GIVEN REQUEST » The listing below should be copied in full, word for word.

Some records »
..........

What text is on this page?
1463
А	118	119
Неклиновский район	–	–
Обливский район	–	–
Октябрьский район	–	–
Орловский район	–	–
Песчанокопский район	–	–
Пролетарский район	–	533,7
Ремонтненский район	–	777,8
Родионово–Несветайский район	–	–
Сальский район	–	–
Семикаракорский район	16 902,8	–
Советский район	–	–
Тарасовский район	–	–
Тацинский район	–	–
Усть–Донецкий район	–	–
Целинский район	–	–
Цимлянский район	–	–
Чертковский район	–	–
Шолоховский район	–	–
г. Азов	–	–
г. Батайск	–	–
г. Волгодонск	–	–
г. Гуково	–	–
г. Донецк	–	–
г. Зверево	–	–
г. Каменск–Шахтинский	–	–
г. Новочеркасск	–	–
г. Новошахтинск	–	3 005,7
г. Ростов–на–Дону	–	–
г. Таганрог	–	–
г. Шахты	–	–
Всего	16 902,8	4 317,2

..........

FINISHED EXERCISE »
What text is on this page?
1463
А	118	119
Неклиновский район	–	–
Обливский район	–	–
Октябрьский район	–	–
Орловский район	–	–
Песчанокопский район	–	–
Пролетарский район	–	533,7
Ремонтненский район	–	777,8
Родионово–Несветайский район	–	–
Сальский район	–	–
Семикаракорский район	16 902,8	–
Советский район	–	–
Тарасовский район	–	–
Тацинский район	–	–
Усть–Донецкий район	–	–
Целинский район	–	–
Цимлянский район	–	–
Чертковский район	–	–
Шолоховский район	–	–
г. Азов	–	–
г. Батайск	–	–
г. Волгодонск	–	–
г. Гуково	–	–
г. Донецк	–	–
г. Зверево	–	–
г. Каменск–Шахтинский	–	–
г. Новочеркасск	–	–
г. Новошахтинск	–	3 005,7
г. Ростов–на–Дону	–	–
г. Таганрог	–	–
г. Шахты	–	–
Всего	16 902,8	4 317,2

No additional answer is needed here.